#### Request:
Copy the lines that follow, keeping every character the same.

#### Given information:
[start]

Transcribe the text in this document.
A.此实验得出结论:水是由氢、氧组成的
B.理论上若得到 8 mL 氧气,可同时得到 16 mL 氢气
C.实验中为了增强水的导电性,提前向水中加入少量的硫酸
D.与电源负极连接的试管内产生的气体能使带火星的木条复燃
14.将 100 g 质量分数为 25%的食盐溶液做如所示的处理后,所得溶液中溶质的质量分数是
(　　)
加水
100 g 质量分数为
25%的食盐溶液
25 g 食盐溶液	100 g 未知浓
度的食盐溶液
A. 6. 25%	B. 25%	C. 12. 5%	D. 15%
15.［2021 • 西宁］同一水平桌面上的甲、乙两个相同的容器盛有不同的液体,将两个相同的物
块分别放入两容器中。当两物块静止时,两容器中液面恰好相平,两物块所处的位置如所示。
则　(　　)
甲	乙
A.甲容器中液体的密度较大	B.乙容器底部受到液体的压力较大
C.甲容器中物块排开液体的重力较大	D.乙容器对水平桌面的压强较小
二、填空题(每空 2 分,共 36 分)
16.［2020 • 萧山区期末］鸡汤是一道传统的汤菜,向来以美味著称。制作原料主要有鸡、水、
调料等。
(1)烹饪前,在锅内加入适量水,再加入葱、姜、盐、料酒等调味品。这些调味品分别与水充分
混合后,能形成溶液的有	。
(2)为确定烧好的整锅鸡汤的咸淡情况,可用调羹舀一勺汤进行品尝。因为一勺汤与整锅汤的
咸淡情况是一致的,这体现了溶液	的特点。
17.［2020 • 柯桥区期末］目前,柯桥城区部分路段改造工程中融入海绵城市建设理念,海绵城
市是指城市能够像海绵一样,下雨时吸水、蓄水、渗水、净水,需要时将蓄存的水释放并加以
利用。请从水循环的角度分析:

[end]

#### Result of this task:
Transcribe the text in this document.
A.此实验得出结论:水是由氢、氧组成的
B.理论上若得到 8 mL 氧气,可同时得到 16 mL 氢气
C.实验中为了增强水的导电性,提前向水中加入少量的硫酸
D.与电源负极连接的试管内产生的气体能使带火星的木条复燃
14.将 100 g 质量分数为 25%的食盐溶液做如所示的处理后,所得溶液中溶质的质量分数是
(　　)
加水
100 g 质量分数为
25%的食盐溶液
25 g 食盐溶液	100 g 未知浓
度的食盐溶液
A. 6. 25%	B. 25%	C. 12. 5%	D. 15%
15.［2021 • 西宁］同一水平桌面上的甲、乙两个相同的容器盛有不同的液体,将两个相同的物
块分别放入两容器中。当两物块静止时,两容器中液面恰好相平,两物块所处的位置如所示。
则　(　　)
甲	乙
A.甲容器中液体的密度较大	B.乙容器底部受到液体的压力较大
C.甲容器中物块排开液体的重力较大	D.乙容器对水平桌面的压强较小
二、填空题(每空 2 分,共 36 分)
16.［2020 • 萧山区期末］鸡汤是一道传统的汤菜,向来以美味著称。制作原料主要有鸡、水、
调料等。
(1)烹饪前,在锅内加入适量水,再加入葱、姜、盐、料酒等调味品。这些调味品分别与水充分
混合后,能形成溶液的有	。
(2)为确定烧好的整锅鸡汤的咸淡情况,可用调羹舀一勺汤进行品尝。因为一勺汤与整锅汤的
咸淡情况是一致的,这体现了溶液	的特点。
17.［2020 • 柯桥区期末］目前,柯桥城区部分路段改造工程中融入海绵城市建设理念,海绵城
市是指城市能够像海绵一样,下雨时吸水、蓄水、渗水、净水,需要时将蓄存的水释放并加以
利用。请从水循环的角度分析:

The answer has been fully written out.